◆ Exercise
Quote every line of the data below as it stands, omitting pictures.

[Begin Material provided]

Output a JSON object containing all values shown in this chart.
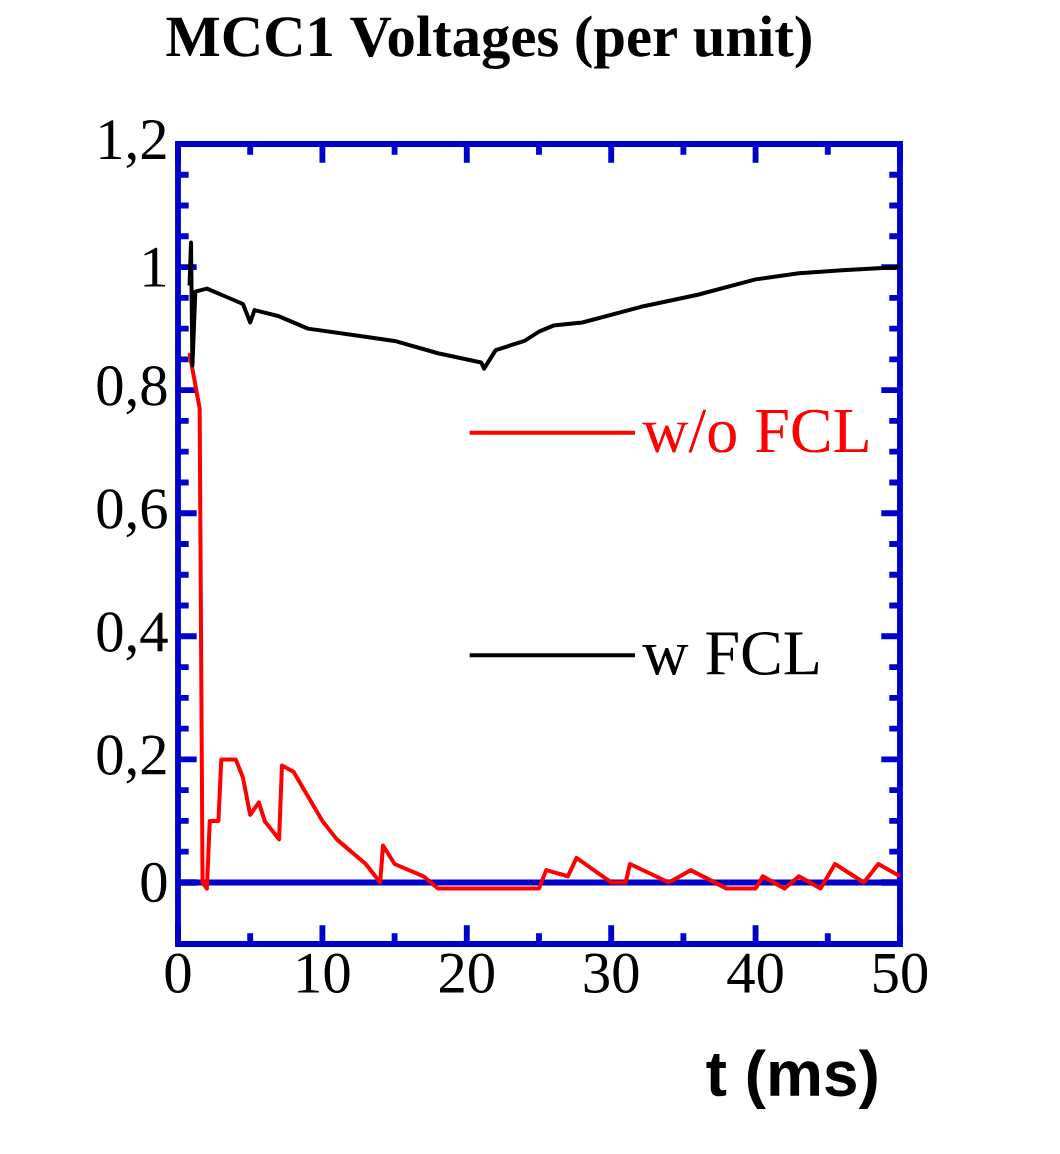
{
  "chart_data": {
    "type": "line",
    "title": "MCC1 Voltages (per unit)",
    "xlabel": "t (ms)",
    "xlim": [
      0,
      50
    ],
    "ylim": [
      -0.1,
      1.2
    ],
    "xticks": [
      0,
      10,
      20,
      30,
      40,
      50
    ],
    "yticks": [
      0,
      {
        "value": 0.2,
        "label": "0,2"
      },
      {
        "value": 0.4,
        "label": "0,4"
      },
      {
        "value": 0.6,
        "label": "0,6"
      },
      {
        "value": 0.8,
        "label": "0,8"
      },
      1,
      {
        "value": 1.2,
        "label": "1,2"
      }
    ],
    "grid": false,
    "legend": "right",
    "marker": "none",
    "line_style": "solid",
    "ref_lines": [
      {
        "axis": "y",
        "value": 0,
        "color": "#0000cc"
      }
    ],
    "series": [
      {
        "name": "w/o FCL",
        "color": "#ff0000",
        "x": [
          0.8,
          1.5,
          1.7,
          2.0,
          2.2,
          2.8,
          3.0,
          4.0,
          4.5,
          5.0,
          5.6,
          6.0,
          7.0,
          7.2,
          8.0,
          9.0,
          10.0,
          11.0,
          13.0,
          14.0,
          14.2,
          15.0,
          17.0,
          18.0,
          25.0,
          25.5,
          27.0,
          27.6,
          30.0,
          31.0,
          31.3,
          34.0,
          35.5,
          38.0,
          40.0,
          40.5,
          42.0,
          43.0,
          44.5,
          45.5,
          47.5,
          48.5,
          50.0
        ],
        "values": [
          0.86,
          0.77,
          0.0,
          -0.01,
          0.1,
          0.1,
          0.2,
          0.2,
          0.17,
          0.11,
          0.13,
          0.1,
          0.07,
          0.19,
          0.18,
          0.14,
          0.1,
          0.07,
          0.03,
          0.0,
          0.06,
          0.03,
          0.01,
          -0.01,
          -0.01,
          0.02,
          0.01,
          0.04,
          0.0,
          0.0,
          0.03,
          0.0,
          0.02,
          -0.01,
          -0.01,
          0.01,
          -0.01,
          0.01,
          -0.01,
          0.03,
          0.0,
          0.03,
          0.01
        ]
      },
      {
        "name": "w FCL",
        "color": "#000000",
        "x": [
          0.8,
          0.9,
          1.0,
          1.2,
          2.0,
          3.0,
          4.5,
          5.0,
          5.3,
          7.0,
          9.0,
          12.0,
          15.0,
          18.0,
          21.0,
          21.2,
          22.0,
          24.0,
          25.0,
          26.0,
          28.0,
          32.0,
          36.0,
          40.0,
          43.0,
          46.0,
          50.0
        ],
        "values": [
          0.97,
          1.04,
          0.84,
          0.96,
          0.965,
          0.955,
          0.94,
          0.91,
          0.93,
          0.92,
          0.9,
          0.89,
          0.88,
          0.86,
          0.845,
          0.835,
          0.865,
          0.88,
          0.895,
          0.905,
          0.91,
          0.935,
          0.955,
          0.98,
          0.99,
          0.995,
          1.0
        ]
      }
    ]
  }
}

[End Material provided]

◆ Result below
Output a JSON object containing all values shown in this chart.
{
  "chart_data": {
    "type": "line",
    "title": "MCC1 Voltages (per unit)",
    "xlabel": "t (ms)",
    "xlim": [
      0,
      50
    ],
    "ylim": [
      -0.1,
      1.2
    ],
    "xticks": [
      0,
      10,
      20,
      30,
      40,
      50
    ],
    "yticks": [
      0,
      {
        "value": 0.2,
        "label": "0,2"
      },
      {
        "value": 0.4,
        "label": "0,4"
      },
      {
        "value": 0.6,
        "label": "0,6"
      },
      {
        "value": 0.8,
        "label": "0,8"
      },
      1,
      {
        "value": 1.2,
        "label": "1,2"
      }
    ],
    "grid": false,
    "legend": "right",
    "marker": "none",
    "line_style": "solid",
    "ref_lines": [
      {
        "axis": "y",
        "value": 0,
        "color": "#0000cc"
      }
    ],
    "series": [
      {
        "name": "w/o FCL",
        "color": "#ff0000",
        "x": [
          0.8,
          1.5,
          1.7,
          2.0,
          2.2,
          2.8,
          3.0,
          4.0,
          4.5,
          5.0,
          5.6,
          6.0,
          7.0,
          7.2,
          8.0,
          9.0,
          10.0,
          11.0,
          13.0,
          14.0,
          14.2,
          15.0,
          17.0,
          18.0,
          25.0,
          25.5,
          27.0,
          27.6,
          30.0,
          31.0,
          31.3,
          34.0,
          35.5,
          38.0,
          40.0,
          40.5,
          42.0,
          43.0,
          44.5,
          45.5,
          47.5,
          48.5,
          50.0
        ],
        "values": [
          0.86,
          0.77,
          0.0,
          -0.01,
          0.1,
          0.1,
          0.2,
          0.2,
          0.17,
          0.11,
          0.13,
          0.1,
          0.07,
          0.19,
          0.18,
          0.14,
          0.1,
          0.07,
          0.03,
          0.0,
          0.06,
          0.03,
          0.01,
          -0.01,
          -0.01,
          0.02,
          0.01,
          0.04,
          0.0,
          0.0,
          0.03,
          0.0,
          0.02,
          -0.01,
          -0.01,
          0.01,
          -0.01,
          0.01,
          -0.01,
          0.03,
          0.0,
          0.03,
          0.01
        ]
      },
      {
        "name": "w FCL",
        "color": "#000000",
        "x": [
          0.8,
          0.9,
          1.0,
          1.2,
          2.0,
          3.0,
          4.5,
          5.0,
          5.3,
          7.0,
          9.0,
          12.0,
          15.0,
          18.0,
          21.0,
          21.2,
          22.0,
          24.0,
          25.0,
          26.0,
          28.0,
          32.0,
          36.0,
          40.0,
          43.0,
          46.0,
          50.0
        ],
        "values": [
          0.97,
          1.04,
          0.84,
          0.96,
          0.965,
          0.955,
          0.94,
          0.91,
          0.93,
          0.92,
          0.9,
          0.89,
          0.88,
          0.86,
          0.845,
          0.835,
          0.865,
          0.88,
          0.895,
          0.905,
          0.91,
          0.935,
          0.955,
          0.98,
          0.99,
          0.995,
          1.0
        ]
      }
    ]
  }
}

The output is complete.